▶ _Exercise instructions_:
Copy all the material that follows, keeping every character the same.

——————————

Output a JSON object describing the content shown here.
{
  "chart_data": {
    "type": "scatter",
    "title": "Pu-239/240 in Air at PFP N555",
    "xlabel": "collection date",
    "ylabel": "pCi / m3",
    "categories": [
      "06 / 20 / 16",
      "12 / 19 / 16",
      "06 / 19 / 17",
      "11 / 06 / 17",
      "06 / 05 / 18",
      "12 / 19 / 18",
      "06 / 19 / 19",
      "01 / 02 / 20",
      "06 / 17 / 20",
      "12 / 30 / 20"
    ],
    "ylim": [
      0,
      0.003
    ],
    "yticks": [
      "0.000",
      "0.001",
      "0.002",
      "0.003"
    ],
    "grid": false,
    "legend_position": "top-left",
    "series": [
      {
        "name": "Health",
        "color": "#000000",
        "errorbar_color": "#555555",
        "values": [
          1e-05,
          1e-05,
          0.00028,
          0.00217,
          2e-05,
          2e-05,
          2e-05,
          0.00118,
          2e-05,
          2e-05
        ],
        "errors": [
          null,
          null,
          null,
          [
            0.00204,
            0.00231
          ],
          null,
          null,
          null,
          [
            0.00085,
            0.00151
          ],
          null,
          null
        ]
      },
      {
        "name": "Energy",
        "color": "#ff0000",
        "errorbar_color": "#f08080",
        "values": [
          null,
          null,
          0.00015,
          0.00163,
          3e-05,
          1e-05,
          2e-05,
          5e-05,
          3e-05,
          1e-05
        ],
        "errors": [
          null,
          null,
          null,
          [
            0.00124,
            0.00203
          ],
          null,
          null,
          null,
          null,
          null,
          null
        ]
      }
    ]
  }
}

——————————

▶ _Complete output_:
Output a JSON object describing the content shown here.
{
  "chart_data": {
    "type": "scatter",
    "title": "Pu-239/240 in Air at PFP N555",
    "xlabel": "collection date",
    "ylabel": "pCi / m3",
    "categories": [
      "06 / 20 / 16",
      "12 / 19 / 16",
      "06 / 19 / 17",
      "11 / 06 / 17",
      "06 / 05 / 18",
      "12 / 19 / 18",
      "06 / 19 / 19",
      "01 / 02 / 20",
      "06 / 17 / 20",
      "12 / 30 / 20"
    ],
    "ylim": [
      0,
      0.003
    ],
    "yticks": [
      "0.000",
      "0.001",
      "0.002",
      "0.003"
    ],
    "grid": false,
    "legend_position": "top-left",
    "series": [
      {
        "name": "Health",
        "color": "#000000",
        "errorbar_color": "#555555",
        "values": [
          1e-05,
          1e-05,
          0.00028,
          0.00217,
          2e-05,
          2e-05,
          2e-05,
          0.00118,
          2e-05,
          2e-05
        ],
        "errors": [
          null,
          null,
          null,
          [
            0.00204,
            0.00231
          ],
          null,
          null,
          null,
          [
            0.00085,
            0.00151
          ],
          null,
          null
        ]
      },
      {
        "name": "Energy",
        "color": "#ff0000",
        "errorbar_color": "#f08080",
        "values": [
          null,
          null,
          0.00015,
          0.00163,
          3e-05,
          1e-05,
          2e-05,
          5e-05,
          3e-05,
          1e-05
        ],
        "errors": [
          null,
          null,
          null,
          [
            0.00124,
            0.00203
          ],
          null,
          null,
          null,
          null,
          null,
          null
        ]
      }
    ]
  }
}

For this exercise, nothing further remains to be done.